*To do*:
Reproduce the entire listing word for word.

*Given entries*:
************

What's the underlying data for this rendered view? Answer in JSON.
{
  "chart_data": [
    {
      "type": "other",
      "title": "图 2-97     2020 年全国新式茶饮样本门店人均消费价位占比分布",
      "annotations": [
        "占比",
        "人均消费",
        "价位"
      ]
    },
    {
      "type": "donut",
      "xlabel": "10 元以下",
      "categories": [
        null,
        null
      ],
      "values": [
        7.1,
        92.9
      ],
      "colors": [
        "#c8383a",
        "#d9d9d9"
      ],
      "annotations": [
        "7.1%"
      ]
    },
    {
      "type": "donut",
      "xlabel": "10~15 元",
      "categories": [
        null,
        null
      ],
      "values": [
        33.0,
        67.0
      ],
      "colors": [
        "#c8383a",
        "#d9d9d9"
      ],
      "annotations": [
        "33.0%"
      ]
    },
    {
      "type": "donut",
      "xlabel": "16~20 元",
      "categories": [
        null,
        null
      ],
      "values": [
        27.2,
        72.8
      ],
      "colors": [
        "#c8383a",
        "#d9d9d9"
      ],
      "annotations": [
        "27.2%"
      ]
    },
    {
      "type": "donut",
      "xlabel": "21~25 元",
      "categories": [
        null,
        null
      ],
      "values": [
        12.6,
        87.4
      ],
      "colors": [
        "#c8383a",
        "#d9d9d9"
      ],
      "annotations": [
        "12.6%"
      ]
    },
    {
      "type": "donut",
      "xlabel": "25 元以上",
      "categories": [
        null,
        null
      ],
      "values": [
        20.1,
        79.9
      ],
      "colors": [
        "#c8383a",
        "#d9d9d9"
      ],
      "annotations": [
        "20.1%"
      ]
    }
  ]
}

************

*Result for this exercise*:
What's the underlying data for this rendered view? Answer in JSON.
{
  "chart_data": [
    {
      "type": "other",
      "title": "图 2-97     2020 年全国新式茶饮样本门店人均消费价位占比分布",
      "annotations": [
        "占比",
        "人均消费",
        "价位"
      ]
    },
    {
      "type": "donut",
      "xlabel": "10 元以下",
      "categories": [
        null,
        null
      ],
      "values": [
        7.1,
        92.9
      ],
      "colors": [
        "#c8383a",
        "#d9d9d9"
      ],
      "annotations": [
        "7.1%"
      ]
    },
    {
      "type": "donut",
      "xlabel": "10~15 元",
      "categories": [
        null,
        null
      ],
      "values": [
        33.0,
        67.0
      ],
      "colors": [
        "#c8383a",
        "#d9d9d9"
      ],
      "annotations": [
        "33.0%"
      ]
    },
    {
      "type": "donut",
      "xlabel": "16~20 元",
      "categories": [
        null,
        null
      ],
      "values": [
        27.2,
        72.8
      ],
      "colors": [
        "#c8383a",
        "#d9d9d9"
      ],
      "annotations": [
        "27.2%"
      ]
    },
    {
      "type": "donut",
      "xlabel": "21~25 元",
      "categories": [
        null,
        null
      ],
      "values": [
        12.6,
        87.4
      ],
      "colors": [
        "#c8383a",
        "#d9d9d9"
      ],
      "annotations": [
        "12.6%"
      ]
    },
    {
      "type": "donut",
      "xlabel": "25 元以上",
      "categories": [
        null,
        null
      ],
      "values": [
        20.1,
        79.9
      ],
      "colors": [
        "#c8383a",
        "#d9d9d9"
      ],
      "annotations": [
        "20.1%"
      ]
    }
  ]
}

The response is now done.